▸ **Source records**
※
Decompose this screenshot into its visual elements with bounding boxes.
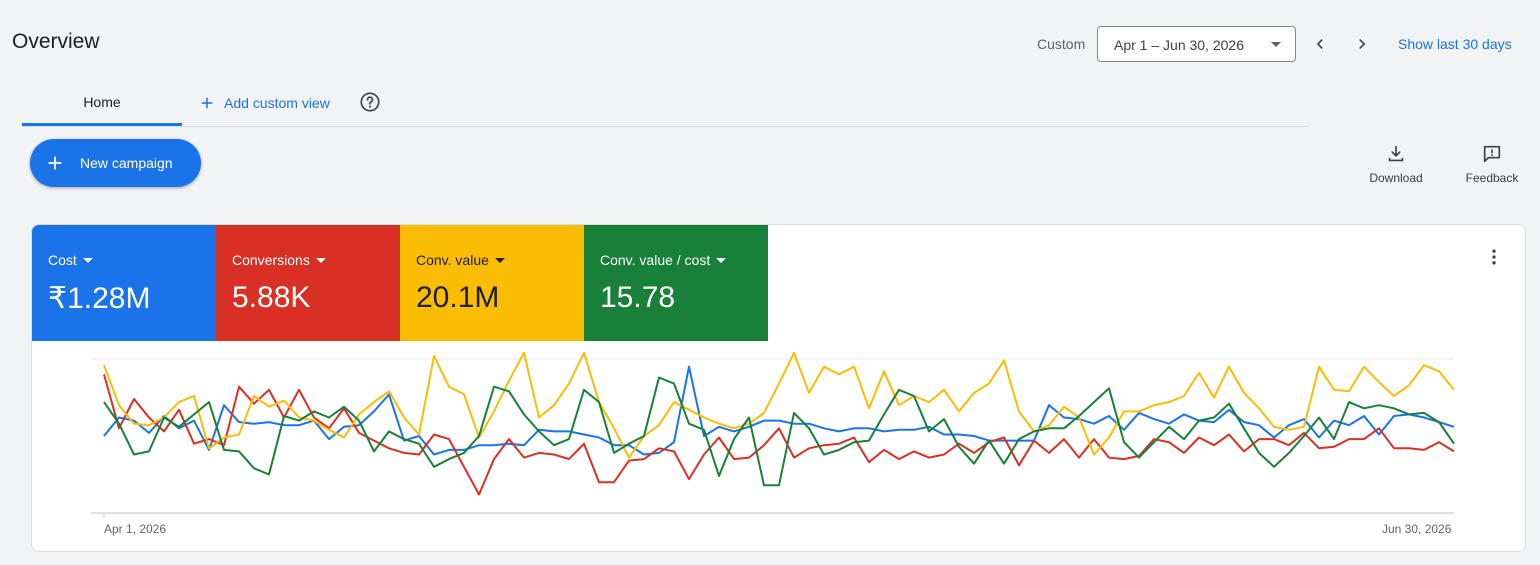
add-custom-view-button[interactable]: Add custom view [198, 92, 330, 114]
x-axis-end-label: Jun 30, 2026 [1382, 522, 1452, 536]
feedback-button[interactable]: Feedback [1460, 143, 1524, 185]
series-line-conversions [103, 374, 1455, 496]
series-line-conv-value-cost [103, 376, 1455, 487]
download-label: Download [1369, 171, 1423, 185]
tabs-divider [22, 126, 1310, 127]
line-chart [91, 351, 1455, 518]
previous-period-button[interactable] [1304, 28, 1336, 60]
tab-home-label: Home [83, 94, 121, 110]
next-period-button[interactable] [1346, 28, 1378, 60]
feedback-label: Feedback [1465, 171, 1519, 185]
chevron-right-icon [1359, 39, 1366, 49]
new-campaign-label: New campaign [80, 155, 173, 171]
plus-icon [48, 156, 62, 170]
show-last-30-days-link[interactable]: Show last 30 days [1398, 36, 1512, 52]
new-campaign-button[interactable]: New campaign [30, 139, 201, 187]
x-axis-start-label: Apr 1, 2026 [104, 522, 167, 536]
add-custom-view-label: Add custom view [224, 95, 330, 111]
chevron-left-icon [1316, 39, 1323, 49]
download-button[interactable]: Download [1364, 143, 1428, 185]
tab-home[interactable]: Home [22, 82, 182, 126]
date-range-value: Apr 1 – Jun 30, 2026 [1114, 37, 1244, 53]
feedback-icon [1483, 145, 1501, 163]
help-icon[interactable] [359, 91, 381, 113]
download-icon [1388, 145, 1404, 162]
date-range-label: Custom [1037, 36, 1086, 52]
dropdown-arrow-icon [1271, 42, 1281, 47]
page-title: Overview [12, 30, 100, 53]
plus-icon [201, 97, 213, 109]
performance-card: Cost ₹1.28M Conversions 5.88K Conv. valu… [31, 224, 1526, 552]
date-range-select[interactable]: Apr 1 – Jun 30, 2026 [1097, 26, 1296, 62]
※
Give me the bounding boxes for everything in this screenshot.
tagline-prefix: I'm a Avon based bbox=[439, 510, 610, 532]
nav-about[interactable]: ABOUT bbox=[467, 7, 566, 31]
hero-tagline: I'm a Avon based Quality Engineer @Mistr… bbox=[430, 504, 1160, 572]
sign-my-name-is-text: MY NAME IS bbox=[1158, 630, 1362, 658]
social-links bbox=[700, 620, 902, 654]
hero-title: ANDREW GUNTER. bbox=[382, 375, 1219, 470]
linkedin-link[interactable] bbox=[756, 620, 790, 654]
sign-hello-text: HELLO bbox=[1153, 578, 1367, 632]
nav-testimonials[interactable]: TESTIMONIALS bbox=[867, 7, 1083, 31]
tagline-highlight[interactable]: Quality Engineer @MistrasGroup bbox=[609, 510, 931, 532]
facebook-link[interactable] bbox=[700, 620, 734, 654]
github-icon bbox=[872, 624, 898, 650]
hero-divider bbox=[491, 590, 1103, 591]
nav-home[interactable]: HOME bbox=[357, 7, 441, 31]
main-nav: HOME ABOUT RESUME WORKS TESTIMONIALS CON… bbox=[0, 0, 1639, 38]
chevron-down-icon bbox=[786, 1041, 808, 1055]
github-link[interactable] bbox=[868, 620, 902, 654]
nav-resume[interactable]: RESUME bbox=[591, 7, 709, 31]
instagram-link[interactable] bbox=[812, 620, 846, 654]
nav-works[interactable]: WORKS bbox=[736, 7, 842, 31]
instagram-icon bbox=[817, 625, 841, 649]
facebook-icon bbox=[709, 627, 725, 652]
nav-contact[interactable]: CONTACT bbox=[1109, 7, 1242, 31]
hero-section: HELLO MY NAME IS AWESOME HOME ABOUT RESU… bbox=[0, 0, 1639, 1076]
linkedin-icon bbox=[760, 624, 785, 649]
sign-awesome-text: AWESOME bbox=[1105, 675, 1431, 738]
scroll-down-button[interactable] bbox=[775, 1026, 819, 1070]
※
▸ **Requirement**
Rewrite the listing lines between the line holding "add-custom-view-button[interactable]: Add custom" and the line holding "tabs-divider [22, 126, 1310, 127]", inclusive, changing "Jun 30, 2026" to "Jul 15, 2026" and leaving everything else as it is.

▸ **Solution to the exercise**
add-custom-view-button[interactable]: Add custom view [198, 92, 330, 114]
x-axis-end-label: Jul 15, 2026 [1382, 522, 1452, 536]
feedback-button[interactable]: Feedback [1460, 143, 1524, 185]
series-line-conversions [103, 374, 1455, 496]
series-line-conv-value-cost [103, 376, 1455, 487]
download-label: Download [1369, 171, 1423, 185]
tabs-divider [22, 126, 1310, 127]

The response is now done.